▸ WHAT TO DO: Sift the material for lines containing "houses", and return them.
** START **
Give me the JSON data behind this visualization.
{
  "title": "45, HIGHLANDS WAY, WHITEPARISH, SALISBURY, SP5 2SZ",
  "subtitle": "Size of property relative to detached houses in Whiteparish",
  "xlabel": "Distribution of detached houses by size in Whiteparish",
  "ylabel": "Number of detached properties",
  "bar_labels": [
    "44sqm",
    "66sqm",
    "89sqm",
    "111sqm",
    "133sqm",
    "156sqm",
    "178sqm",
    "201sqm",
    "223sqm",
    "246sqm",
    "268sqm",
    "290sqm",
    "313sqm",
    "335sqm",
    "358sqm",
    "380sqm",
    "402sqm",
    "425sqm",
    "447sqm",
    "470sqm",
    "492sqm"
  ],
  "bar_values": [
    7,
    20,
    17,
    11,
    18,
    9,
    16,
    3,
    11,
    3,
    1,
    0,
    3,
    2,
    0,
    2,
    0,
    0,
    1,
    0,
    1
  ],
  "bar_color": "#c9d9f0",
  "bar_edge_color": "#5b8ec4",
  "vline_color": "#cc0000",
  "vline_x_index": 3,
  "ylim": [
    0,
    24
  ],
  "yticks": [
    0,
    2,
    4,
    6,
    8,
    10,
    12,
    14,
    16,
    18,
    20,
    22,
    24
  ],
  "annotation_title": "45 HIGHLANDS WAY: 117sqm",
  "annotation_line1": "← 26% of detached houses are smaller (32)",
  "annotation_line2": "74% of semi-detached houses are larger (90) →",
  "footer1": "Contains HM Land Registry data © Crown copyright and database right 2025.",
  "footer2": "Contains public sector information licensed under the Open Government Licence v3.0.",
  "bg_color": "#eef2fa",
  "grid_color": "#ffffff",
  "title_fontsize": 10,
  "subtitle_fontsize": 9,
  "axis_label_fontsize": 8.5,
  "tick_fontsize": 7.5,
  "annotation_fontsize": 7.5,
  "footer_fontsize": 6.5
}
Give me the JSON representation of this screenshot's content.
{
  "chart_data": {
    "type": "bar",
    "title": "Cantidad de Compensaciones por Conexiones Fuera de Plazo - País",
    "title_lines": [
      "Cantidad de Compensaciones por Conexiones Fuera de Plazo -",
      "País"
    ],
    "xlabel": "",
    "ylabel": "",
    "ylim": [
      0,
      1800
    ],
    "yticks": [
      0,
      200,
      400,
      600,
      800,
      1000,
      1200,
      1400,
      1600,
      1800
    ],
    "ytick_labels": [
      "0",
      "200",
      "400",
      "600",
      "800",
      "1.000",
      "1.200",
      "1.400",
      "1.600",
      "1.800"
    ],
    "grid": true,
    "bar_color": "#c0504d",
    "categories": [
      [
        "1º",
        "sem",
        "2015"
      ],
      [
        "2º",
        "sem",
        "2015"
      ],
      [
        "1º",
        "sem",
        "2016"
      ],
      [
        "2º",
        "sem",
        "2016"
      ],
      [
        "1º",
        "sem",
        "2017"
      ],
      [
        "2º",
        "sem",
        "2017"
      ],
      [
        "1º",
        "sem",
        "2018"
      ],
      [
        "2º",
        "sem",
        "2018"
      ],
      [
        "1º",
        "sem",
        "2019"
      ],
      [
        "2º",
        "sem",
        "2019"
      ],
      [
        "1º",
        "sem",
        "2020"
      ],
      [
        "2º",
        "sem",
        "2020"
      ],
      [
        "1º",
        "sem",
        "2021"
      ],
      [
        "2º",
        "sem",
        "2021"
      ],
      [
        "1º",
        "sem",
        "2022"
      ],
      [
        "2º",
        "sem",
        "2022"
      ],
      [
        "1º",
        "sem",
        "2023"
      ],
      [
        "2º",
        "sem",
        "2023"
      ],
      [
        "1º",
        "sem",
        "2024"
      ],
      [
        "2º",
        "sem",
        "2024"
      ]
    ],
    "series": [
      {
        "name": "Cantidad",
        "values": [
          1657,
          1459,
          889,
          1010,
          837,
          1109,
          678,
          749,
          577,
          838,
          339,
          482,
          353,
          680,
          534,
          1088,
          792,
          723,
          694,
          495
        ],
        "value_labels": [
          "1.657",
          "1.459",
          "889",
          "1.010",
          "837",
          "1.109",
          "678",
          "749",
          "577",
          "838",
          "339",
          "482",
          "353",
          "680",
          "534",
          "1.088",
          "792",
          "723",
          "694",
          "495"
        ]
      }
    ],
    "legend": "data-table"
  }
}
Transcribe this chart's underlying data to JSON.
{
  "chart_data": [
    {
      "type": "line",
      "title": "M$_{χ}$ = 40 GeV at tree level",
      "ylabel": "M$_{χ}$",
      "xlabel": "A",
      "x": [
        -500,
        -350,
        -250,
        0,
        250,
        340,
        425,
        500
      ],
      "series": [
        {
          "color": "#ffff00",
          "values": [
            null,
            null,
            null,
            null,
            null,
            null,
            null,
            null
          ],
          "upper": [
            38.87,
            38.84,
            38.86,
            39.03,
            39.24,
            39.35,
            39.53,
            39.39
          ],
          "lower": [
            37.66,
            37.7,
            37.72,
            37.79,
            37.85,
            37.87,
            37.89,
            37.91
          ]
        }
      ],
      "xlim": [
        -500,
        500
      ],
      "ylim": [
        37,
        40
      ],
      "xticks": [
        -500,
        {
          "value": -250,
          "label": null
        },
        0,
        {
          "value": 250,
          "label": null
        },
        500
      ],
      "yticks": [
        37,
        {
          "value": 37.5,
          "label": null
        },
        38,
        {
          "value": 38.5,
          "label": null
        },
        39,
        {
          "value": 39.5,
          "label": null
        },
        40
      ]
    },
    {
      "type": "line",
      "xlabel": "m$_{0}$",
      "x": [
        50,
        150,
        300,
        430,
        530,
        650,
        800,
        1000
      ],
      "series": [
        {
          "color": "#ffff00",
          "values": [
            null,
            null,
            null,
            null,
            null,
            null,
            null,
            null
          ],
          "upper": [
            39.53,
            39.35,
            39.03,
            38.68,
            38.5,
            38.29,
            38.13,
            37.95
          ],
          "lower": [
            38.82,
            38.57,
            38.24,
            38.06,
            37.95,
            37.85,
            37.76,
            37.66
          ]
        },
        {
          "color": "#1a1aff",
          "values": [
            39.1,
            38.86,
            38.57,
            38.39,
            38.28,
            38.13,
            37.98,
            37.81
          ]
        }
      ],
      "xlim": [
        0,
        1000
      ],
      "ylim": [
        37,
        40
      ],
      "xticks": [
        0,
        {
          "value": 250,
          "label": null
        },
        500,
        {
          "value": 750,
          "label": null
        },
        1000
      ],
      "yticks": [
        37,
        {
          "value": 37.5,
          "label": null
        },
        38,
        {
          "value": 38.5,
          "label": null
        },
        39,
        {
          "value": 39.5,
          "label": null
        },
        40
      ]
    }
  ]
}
** END **
▸ FINAL ANSWER:
  "subtitle": "Size of property relative to detached houses in Whiteparish",
  "xlabel": "Distribution of detached houses by size in Whiteparish",
  "annotation_line1": "← 26% of detached houses are smaller (32)",
  "annotation_line2": "74% of semi-detached houses are larger (90) →",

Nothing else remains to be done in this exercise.